§ **MATERIAL TO PROCESS**
**********

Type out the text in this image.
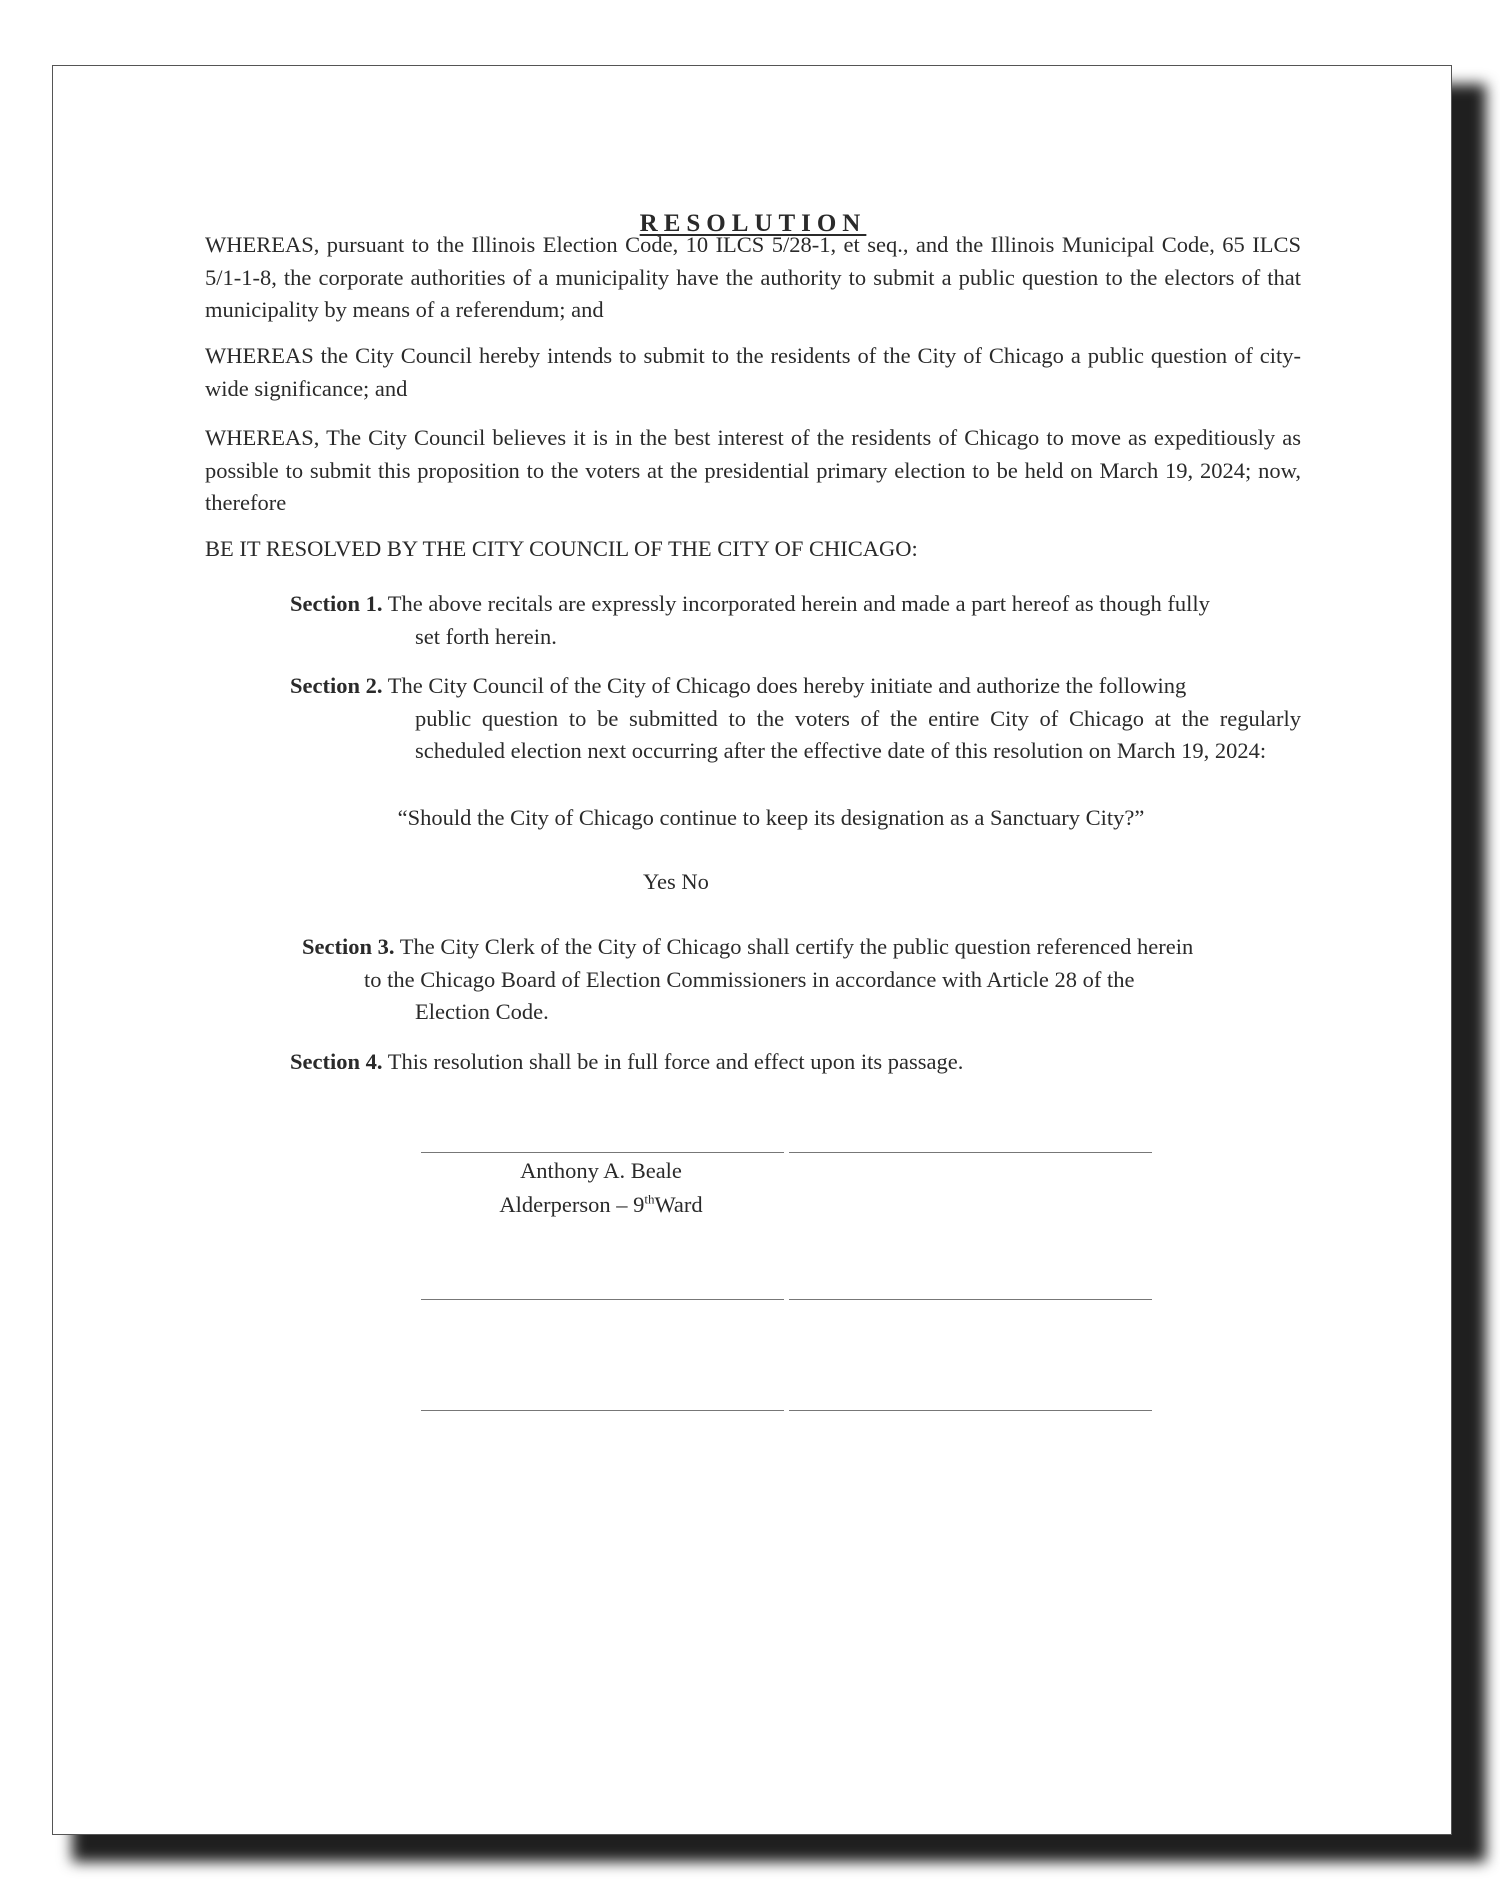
RESOLUTION
WHEREAS, pursuant to the Illinois Election Code, 10 ILCS 5/28-1, et seq., and the Illinois Municipal Code, 65 ILCS 5/1-1-8, the corporate authorities of a municipality have the authority to submit a public question to the electors of that municipality by means of a referendum; and
WHEREAS the City Council hereby intends to submit to the residents of the City of Chicago a public question of city-wide significance; and
WHEREAS, The City Council believes it is in the best interest of the residents of Chicago to move as expeditiously as possible to submit this proposition to the voters at the presidential primary election to be held on March 19, 2024; now, therefore
BE IT RESOLVED BY THE CITY COUNCIL OF THE CITY OF CHICAGO:
Section 1. The above recitals are expressly incorporated herein and made a part hereof as though fully
set forth herein.
Section 2. The City Council of the City of Chicago does hereby initiate and authorize the following
public question to be submitted to the voters of the entire City of Chicago at the regularly scheduled election next occurring after the effective date of this resolution on March 19, 2024:
“Should the City of Chicago continue to keep its designation as a Sanctuary City?”
Yes No
Section 3. The City Clerk of the City of Chicago shall certify the public question referenced herein
to the Chicago Board of Election Commissioners in accordance with Article 28 of the
Election Code.
Section 4. This resolution shall be in full force and effect upon its passage.
Anthony A. Beale
Alderperson – 9thWard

**********

§ **EXERCISE TASK**
Print the whole listing above once more, word for word, without its pictures.

§ **THE OUTPUT**
Type out the text in this image.
RESOLUTION
WHEREAS, pursuant to the Illinois Election Code, 10 ILCS 5/28-1, et seq., and the Illinois Municipal Code, 65 ILCS 5/1-1-8, the corporate authorities of a municipality have the authority to submit a public question to the electors of that municipality by means of a referendum; and
WHEREAS the City Council hereby intends to submit to the residents of the City of Chicago a public question of city-wide significance; and
WHEREAS, The City Council believes it is in the best interest of the residents of Chicago to move as expeditiously as possible to submit this proposition to the voters at the presidential primary election to be held on March 19, 2024; now, therefore
BE IT RESOLVED BY THE CITY COUNCIL OF THE CITY OF CHICAGO:
Section 1. The above recitals are expressly incorporated herein and made a part hereof as though fully
set forth herein.
Section 2. The City Council of the City of Chicago does hereby initiate and authorize the following
public question to be submitted to the voters of the entire City of Chicago at the regularly scheduled election next occurring after the effective date of this resolution on March 19, 2024:
“Should the City of Chicago continue to keep its designation as a Sanctuary City?”
Yes No
Section 3. The City Clerk of the City of Chicago shall certify the public question referenced herein
to the Chicago Board of Election Commissioners in accordance with Article 28 of the
Election Code.
Section 4. This resolution shall be in full force and effect upon its passage.
Anthony A. Beale
Alderperson – 9thWard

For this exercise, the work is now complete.